- **PROBLEM TO SOLVE**
Omit the pictures, then reproduce every remaining record exactly.

- **ENTRIES PROVIDED**
::::

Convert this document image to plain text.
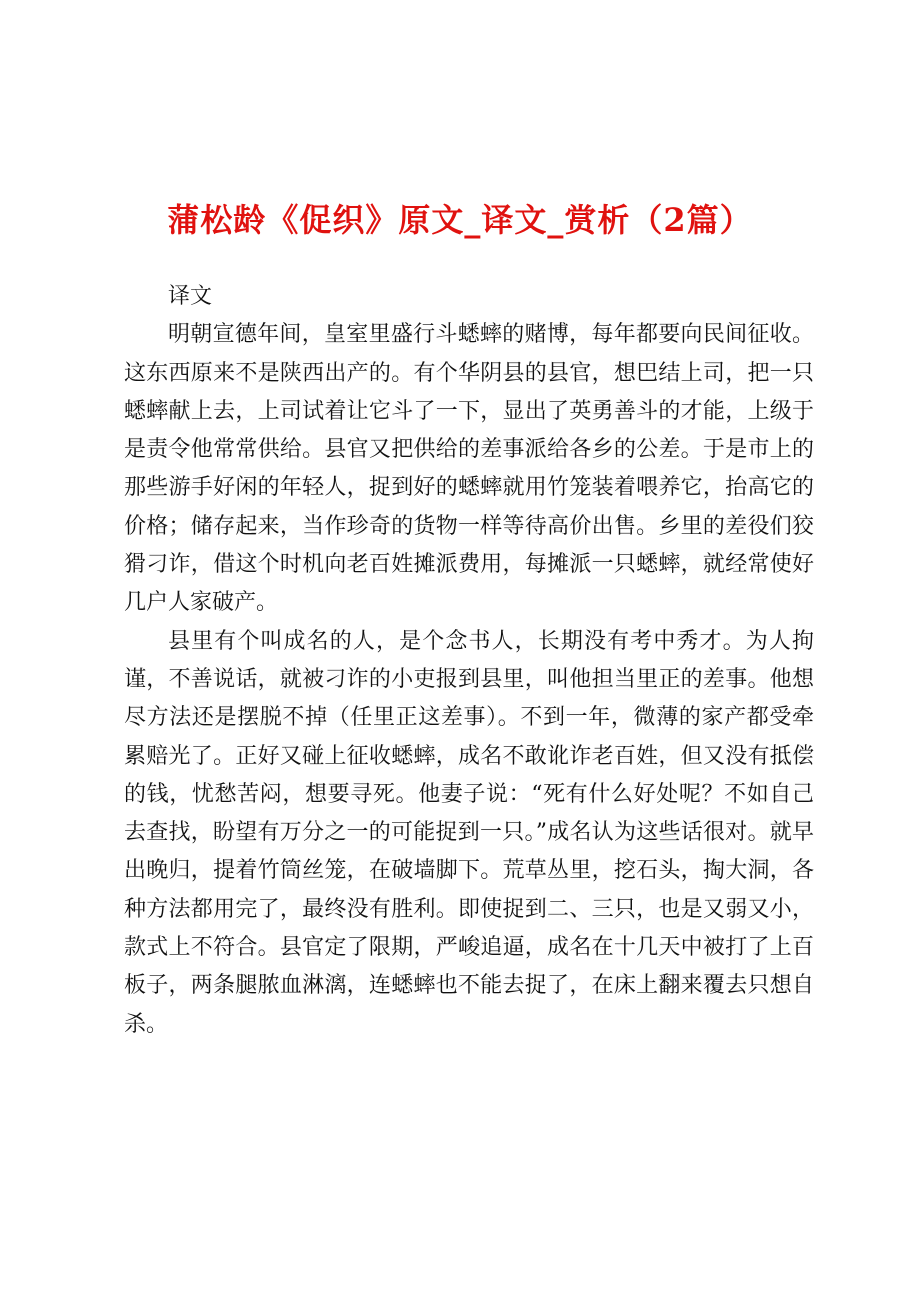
蒲松龄《促织》原文_译文_赏析（2篇）

译文

明朝宣德年间，皇室里盛行斗蟋蟀的赌博，每年都要向民间征收。这东西原来不是陕西出产的。有个华阴县的县官，想巴结上司，把一只蟋蟀献上去，上司试着让它斗了一下，显出了英勇善斗的才能，上级于是责令他常常供给。县官又把供给的差事派给各乡的公差。于是市上的那些游手好闲的年轻人，捉到好的蟋蟀就用竹笼装着喂养它，抬高它的价格；储存起来，当作珍奇的货物一样等待高价出售。乡里的差役们狡猾刁诈，借这个时机向老百姓摊派费用，每摊派一只蟋蟀，就经常使好几户人家破产。

县里有个叫成名的人，是个念书人，长期没有考中秀才。为人拘谨，不善说话，就被刁诈的小吏报到县里，叫他担当里正的差事。他想尽方法还是摆脱不掉（任里正这差事）。不到一年，微薄的家产都受牵累赔光了。正好又碰上征收蟋蟀，成名不敢讹诈老百姓，但又没有抵偿的钱，忧愁苦闷，想要寻死。他妻子说：“死有什么好处呢？不如自己去查找，盼望有万分之一的可能捉到一只。”成名认为这些话很对。就早出晚归，提着竹筒丝笼，在破墙脚下。荒草丛里，挖石头，掏大洞，各种方法都用完了，最终没有胜利。即使捉到二、三只，也是又弱又小，款式上不符合。县官定了限期，严峻追逼，成名在十几天中被打了上百板子，两条腿脓血淋漓，连蟋蟀也不能去捉了，在床上翻来覆去只想自杀。
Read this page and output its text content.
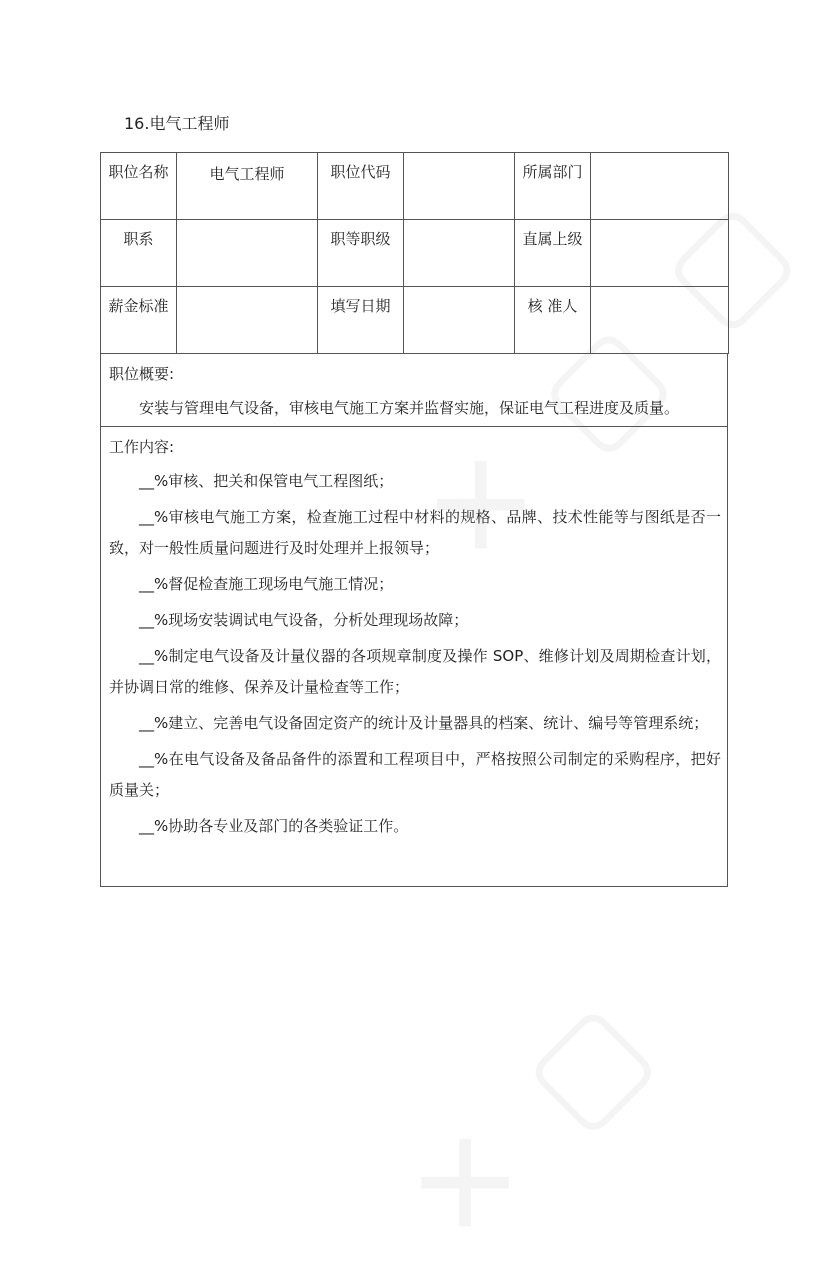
16.电气工程师
职位名称	电气工程师	职位代码		所属部门	
职系		职等职级		直属上级	
薪金标准		填写日期		核 准人	
职位概要:
安装与管理电气设备，审核电气施工方案并监督实施，保证电气工程进度及质量。
工作内容:
__%审核、把关和保管电气工程图纸；
__%审核电气施工方案，检查施工过程中材料的规格、品牌、技术性能等与图纸是否一致，对一般性质量问题进行及时处理并上报领导；
__%督促检查施工现场电气施工情况；
__%现场安装调试电气设备，分析处理现场故障；
__%制定电气设备及计量仪器的各项规章制度及操作 SOP、维修计划及周期检查计划，并协调日常的维修、保养及计量检查等工作；
__%建立、完善电气设备固定资产的统计及计量器具的档案、统计、编号等管理系统；
__%在电气设备及备品备件的添置和工程项目中，严格按照公司制定的采购程序，把好质量关；
__%协助各专业及部门的各类验证工作。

::::

- **REPLY TO THE TASK**
Convert this document image to plain text.
蒲松龄《促织》原文_译文_赏析（2篇）

译文

明朝宣德年间，皇室里盛行斗蟋蟀的赌博，每年都要向民间征收。这东西原来不是陕西出产的。有个华阴县的县官，想巴结上司，把一只蟋蟀献上去，上司试着让它斗了一下，显出了英勇善斗的才能，上级于是责令他常常供给。县官又把供给的差事派给各乡的公差。于是市上的那些游手好闲的年轻人，捉到好的蟋蟀就用竹笼装着喂养它，抬高它的价格；储存起来，当作珍奇的货物一样等待高价出售。乡里的差役们狡猾刁诈，借这个时机向老百姓摊派费用，每摊派一只蟋蟀，就经常使好几户人家破产。

县里有个叫成名的人，是个念书人，长期没有考中秀才。为人拘谨，不善说话，就被刁诈的小吏报到县里，叫他担当里正的差事。他想尽方法还是摆脱不掉（任里正这差事）。不到一年，微薄的家产都受牵累赔光了。正好又碰上征收蟋蟀，成名不敢讹诈老百姓，但又没有抵偿的钱，忧愁苦闷，想要寻死。他妻子说：“死有什么好处呢？不如自己去查找，盼望有万分之一的可能捉到一只。”成名认为这些话很对。就早出晚归，提着竹筒丝笼，在破墙脚下。荒草丛里，挖石头，掏大洞，各种方法都用完了，最终没有胜利。即使捉到二、三只，也是又弱又小，款式上不符合。县官定了限期，严峻追逼，成名在十几天中被打了上百板子，两条腿脓血淋漓，连蟋蟀也不能去捉了，在床上翻来覆去只想自杀。
Read this page and output its text content.
16.电气工程师
职位名称	电气工程师	职位代码		所属部门	
职系		职等职级		直属上级	
薪金标准		填写日期		核 准人	
职位概要:
安装与管理电气设备，审核电气施工方案并监督实施，保证电气工程进度及质量。
工作内容:
__%审核、把关和保管电气工程图纸；
__%审核电气施工方案，检查施工过程中材料的规格、品牌、技术性能等与图纸是否一致，对一般性质量问题进行及时处理并上报领导；
__%督促检查施工现场电气施工情况；
__%现场安装调试电气设备，分析处理现场故障；
__%制定电气设备及计量仪器的各项规章制度及操作 SOP、维修计划及周期检查计划，并协调日常的维修、保养及计量检查等工作；
__%建立、完善电气设备固定资产的统计及计量器具的档案、统计、编号等管理系统；
__%在电气设备及备品备件的添置和工程项目中，严格按照公司制定的采购程序，把好质量关；
__%协助各专业及部门的各类验证工作。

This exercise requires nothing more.